• Stated task: Using the entries that follow, collect the lines where the word "úton" appears.

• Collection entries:
- - - -

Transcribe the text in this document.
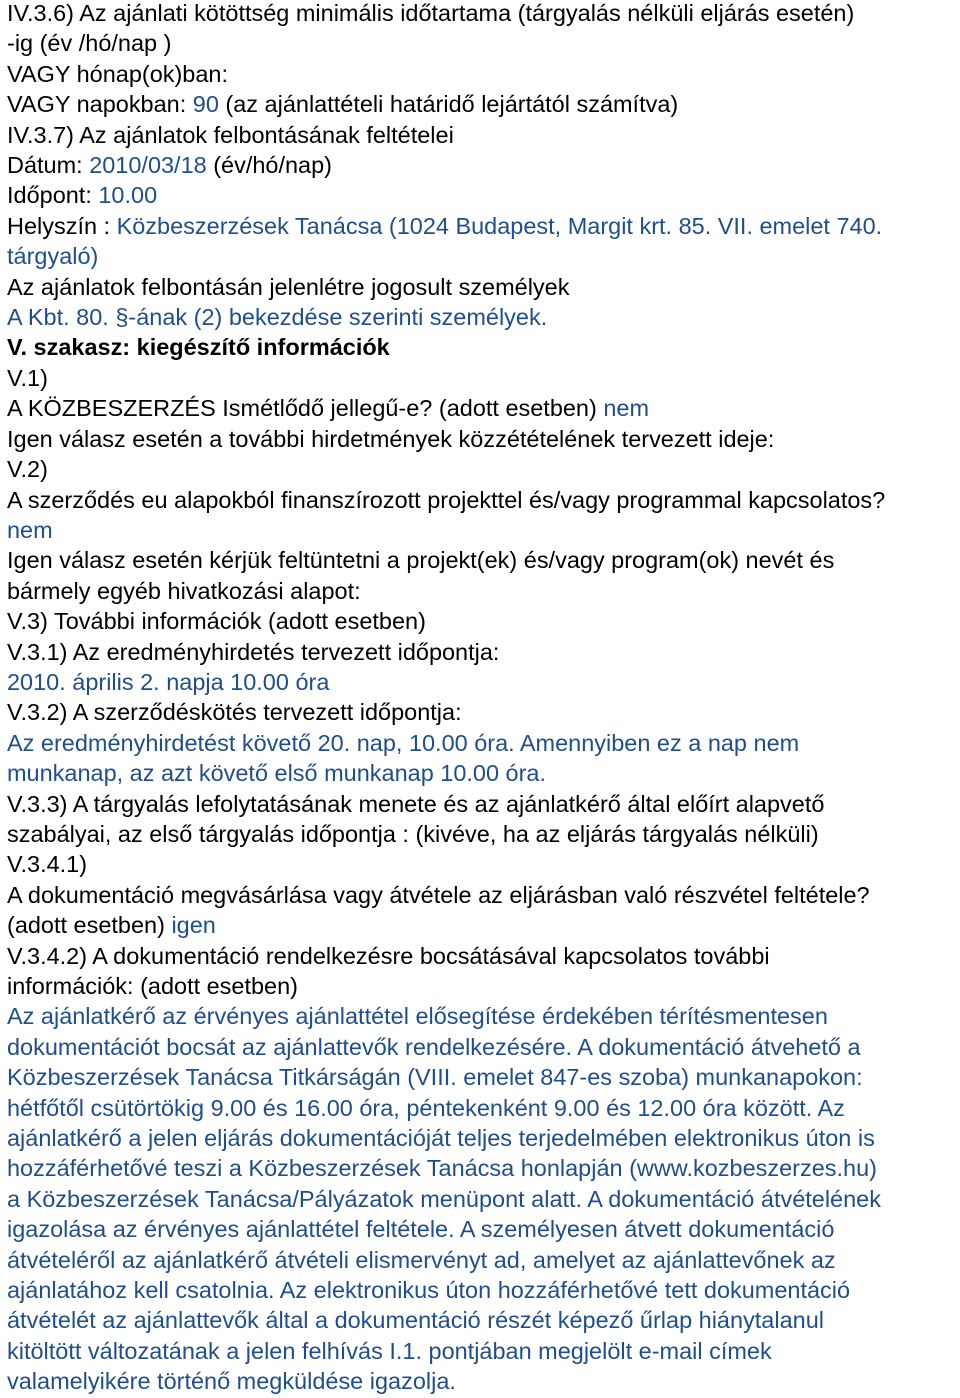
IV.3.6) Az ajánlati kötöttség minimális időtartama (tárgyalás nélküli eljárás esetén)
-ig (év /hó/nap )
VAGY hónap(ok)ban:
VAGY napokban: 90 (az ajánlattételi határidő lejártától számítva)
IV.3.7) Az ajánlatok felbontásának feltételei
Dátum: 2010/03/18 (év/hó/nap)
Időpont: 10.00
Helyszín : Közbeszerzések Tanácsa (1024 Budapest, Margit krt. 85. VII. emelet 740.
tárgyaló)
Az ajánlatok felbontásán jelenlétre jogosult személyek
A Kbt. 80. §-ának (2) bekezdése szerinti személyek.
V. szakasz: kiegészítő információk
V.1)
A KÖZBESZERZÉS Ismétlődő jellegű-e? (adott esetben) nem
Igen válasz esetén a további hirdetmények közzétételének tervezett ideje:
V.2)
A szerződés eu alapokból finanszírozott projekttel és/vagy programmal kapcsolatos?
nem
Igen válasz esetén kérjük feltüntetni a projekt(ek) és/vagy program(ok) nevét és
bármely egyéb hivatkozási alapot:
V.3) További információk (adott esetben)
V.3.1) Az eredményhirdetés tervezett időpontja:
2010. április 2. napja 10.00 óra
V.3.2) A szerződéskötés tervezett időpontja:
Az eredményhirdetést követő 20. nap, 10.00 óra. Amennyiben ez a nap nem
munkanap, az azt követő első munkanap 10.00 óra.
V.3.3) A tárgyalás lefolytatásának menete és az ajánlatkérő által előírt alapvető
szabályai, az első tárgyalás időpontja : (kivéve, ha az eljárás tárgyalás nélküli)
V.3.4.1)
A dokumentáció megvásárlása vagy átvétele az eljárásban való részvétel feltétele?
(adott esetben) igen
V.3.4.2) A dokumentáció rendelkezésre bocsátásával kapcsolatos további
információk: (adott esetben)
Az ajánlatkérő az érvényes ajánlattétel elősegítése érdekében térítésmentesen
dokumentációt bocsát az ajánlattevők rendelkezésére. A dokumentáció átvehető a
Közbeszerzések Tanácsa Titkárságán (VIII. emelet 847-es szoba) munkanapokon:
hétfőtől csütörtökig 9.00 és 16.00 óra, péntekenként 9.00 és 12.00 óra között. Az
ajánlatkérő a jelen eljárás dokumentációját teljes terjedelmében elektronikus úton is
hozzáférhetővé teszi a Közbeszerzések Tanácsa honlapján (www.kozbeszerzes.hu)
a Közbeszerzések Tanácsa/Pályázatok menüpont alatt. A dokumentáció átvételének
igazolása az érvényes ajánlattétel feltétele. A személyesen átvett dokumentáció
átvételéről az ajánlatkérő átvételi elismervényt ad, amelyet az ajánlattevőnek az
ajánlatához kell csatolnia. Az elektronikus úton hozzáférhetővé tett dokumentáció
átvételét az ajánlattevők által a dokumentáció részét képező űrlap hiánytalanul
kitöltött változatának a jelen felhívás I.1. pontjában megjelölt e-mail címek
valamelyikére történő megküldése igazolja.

- - - -

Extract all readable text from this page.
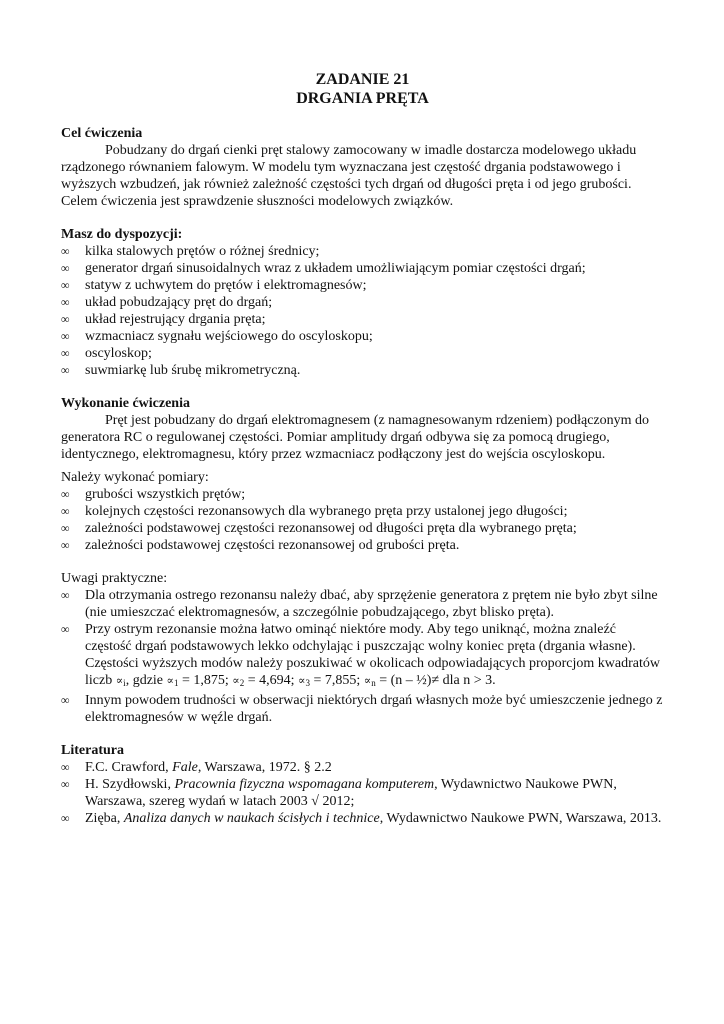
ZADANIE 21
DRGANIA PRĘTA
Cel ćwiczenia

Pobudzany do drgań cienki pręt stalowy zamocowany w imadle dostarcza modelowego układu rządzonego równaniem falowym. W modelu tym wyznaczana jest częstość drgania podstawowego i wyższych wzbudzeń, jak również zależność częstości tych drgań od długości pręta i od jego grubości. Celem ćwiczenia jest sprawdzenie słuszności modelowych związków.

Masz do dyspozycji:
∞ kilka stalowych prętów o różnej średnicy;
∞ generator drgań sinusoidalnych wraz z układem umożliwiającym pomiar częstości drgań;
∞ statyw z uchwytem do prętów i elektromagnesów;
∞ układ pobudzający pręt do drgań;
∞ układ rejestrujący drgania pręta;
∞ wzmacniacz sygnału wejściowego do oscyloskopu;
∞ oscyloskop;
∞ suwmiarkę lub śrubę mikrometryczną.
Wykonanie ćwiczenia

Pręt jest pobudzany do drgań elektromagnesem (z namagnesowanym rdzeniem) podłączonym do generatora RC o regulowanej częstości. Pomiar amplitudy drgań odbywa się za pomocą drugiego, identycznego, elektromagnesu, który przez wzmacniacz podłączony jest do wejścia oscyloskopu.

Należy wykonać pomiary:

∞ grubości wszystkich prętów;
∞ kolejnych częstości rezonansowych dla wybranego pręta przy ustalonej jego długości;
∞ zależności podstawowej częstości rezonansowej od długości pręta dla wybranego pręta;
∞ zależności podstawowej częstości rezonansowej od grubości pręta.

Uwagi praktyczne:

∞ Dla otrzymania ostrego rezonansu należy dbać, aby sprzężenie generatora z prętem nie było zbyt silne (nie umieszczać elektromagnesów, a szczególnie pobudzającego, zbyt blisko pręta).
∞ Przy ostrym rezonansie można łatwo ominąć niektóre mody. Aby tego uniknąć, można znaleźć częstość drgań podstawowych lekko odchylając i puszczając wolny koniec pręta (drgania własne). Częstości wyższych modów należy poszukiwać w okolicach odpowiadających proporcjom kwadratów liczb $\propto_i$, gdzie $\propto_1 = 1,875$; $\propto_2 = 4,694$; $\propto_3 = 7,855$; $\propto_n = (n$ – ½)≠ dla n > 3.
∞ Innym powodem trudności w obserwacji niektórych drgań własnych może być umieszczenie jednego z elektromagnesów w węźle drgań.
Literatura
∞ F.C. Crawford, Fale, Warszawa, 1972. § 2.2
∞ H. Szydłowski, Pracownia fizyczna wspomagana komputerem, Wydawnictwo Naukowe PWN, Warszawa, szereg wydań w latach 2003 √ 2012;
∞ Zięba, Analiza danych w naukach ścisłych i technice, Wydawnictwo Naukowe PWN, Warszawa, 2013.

- - - -

• Task answer:
ajánlatkérő a jelen eljárás dokumentációját teljes terjedelmében elektronikus úton is
ajánlatához kell csatolnia. Az elektronikus úton hozzáférhetővé tett dokumentáció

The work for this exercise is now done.